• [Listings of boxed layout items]
########################################

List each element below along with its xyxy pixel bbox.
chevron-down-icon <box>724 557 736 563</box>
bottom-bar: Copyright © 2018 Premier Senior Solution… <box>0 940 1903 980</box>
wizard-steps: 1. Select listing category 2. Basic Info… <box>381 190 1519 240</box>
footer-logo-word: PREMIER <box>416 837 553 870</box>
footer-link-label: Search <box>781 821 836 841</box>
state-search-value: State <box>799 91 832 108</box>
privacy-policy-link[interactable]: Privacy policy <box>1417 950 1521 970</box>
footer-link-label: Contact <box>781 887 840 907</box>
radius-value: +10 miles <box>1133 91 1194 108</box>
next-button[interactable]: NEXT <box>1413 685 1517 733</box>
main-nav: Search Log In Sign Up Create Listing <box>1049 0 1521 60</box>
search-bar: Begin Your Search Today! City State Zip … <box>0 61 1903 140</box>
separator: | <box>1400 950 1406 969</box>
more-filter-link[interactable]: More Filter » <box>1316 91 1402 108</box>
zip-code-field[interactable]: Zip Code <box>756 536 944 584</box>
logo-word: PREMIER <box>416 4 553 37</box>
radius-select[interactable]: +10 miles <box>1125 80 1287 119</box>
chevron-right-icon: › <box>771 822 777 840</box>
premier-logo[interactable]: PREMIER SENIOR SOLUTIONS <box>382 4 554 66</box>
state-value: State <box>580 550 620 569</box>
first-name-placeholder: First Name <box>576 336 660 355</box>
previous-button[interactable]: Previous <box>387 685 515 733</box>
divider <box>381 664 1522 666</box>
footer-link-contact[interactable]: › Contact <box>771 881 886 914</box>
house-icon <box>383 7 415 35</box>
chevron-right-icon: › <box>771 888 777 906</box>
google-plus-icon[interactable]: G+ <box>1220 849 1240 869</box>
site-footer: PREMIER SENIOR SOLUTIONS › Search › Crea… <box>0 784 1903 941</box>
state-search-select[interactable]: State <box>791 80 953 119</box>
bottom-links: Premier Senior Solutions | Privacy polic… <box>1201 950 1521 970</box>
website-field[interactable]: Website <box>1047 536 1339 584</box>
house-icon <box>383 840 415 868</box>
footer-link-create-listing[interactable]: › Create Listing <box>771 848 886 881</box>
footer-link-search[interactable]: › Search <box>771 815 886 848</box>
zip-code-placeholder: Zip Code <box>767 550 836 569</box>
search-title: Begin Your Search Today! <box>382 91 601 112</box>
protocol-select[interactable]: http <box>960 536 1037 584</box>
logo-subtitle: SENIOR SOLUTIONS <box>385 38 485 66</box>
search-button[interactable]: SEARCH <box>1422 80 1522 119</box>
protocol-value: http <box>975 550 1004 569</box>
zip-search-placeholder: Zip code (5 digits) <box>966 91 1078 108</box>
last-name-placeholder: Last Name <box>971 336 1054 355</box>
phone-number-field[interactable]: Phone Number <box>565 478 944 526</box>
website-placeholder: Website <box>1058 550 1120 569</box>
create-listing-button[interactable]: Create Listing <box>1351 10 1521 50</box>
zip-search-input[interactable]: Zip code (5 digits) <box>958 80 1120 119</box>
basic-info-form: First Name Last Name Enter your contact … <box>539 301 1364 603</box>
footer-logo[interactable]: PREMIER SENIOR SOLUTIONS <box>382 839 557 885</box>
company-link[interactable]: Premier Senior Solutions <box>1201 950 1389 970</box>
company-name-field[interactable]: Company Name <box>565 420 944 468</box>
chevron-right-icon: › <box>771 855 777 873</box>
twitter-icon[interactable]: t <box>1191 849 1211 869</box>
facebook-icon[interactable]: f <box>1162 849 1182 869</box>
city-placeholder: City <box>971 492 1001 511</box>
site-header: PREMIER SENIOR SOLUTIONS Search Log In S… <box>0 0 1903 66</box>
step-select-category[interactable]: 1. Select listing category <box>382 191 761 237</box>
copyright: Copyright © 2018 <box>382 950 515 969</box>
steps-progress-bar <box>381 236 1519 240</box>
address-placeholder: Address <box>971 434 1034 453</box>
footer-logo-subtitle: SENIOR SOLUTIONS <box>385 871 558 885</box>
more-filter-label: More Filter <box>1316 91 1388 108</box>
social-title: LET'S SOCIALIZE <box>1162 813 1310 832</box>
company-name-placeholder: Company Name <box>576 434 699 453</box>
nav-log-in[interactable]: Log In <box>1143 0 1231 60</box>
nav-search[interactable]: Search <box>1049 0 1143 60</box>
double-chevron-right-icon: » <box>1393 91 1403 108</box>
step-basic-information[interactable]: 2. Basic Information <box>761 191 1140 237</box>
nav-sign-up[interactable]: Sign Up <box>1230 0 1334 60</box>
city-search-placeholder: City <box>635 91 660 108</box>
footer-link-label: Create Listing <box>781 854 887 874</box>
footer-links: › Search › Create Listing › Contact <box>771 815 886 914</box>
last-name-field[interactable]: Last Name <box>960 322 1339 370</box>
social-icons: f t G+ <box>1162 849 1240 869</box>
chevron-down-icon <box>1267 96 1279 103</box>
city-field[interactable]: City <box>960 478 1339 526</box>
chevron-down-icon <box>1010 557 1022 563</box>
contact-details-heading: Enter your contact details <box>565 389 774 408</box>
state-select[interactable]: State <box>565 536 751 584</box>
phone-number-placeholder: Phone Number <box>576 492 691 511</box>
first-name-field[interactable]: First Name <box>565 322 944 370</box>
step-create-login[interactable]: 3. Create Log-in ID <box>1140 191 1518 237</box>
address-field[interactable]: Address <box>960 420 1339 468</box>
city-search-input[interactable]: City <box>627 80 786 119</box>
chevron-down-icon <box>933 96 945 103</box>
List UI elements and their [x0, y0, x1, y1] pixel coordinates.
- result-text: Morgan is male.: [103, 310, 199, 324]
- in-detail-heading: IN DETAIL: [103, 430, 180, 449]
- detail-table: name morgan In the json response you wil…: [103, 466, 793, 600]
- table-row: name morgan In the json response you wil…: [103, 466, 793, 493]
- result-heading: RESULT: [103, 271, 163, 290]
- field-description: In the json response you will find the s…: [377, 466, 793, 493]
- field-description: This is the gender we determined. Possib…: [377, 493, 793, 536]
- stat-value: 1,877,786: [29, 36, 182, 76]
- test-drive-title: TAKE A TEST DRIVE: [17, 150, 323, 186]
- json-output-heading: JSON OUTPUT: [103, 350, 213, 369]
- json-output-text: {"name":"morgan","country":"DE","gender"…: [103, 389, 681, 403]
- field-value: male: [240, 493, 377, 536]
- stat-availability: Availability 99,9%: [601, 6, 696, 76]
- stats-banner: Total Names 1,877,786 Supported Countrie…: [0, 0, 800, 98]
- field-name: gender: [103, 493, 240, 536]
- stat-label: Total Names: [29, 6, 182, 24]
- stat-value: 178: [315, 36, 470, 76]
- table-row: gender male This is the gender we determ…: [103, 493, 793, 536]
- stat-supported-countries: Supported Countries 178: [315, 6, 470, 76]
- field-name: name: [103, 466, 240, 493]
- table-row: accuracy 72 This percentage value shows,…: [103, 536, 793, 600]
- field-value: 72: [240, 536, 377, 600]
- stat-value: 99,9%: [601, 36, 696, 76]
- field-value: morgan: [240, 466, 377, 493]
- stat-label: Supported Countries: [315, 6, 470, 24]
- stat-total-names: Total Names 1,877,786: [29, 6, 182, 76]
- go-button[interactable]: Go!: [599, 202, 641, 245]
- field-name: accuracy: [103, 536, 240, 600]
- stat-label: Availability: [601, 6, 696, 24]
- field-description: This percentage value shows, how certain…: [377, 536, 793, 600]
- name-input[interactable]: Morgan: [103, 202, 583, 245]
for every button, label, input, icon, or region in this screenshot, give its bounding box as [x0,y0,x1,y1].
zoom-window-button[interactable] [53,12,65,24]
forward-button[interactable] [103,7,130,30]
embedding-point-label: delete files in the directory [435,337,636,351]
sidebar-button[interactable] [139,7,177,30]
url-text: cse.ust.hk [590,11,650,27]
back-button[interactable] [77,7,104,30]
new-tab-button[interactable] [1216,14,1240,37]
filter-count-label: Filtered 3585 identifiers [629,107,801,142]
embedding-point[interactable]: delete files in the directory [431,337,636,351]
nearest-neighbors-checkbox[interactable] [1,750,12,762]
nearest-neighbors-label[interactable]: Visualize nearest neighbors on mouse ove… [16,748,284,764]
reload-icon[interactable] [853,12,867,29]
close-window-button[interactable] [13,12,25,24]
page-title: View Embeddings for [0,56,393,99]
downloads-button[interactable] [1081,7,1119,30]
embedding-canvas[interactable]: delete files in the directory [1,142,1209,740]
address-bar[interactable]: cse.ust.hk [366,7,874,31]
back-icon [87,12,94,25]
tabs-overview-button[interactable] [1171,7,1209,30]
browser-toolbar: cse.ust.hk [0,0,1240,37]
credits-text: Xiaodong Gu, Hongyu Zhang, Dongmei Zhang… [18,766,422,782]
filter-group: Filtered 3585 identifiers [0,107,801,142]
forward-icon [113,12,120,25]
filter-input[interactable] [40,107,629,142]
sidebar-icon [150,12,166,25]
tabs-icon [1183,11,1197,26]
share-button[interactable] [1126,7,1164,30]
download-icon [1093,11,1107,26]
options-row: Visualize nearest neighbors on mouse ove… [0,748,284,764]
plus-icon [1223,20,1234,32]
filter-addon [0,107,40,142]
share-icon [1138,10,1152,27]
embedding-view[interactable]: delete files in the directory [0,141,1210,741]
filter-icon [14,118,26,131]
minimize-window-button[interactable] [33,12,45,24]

########################################

• [GIVEN INSTRUCTION] Extract every line from the items above that contains the string "Begin". Matching is case-sensitive.

• [ANSWER TO THE EXERCISE]
search-bar: Begin Your Search Today! City State Zip … <box>0 61 1903 140</box>
search-title: Begin Your Search Today! <box>382 91 601 112</box>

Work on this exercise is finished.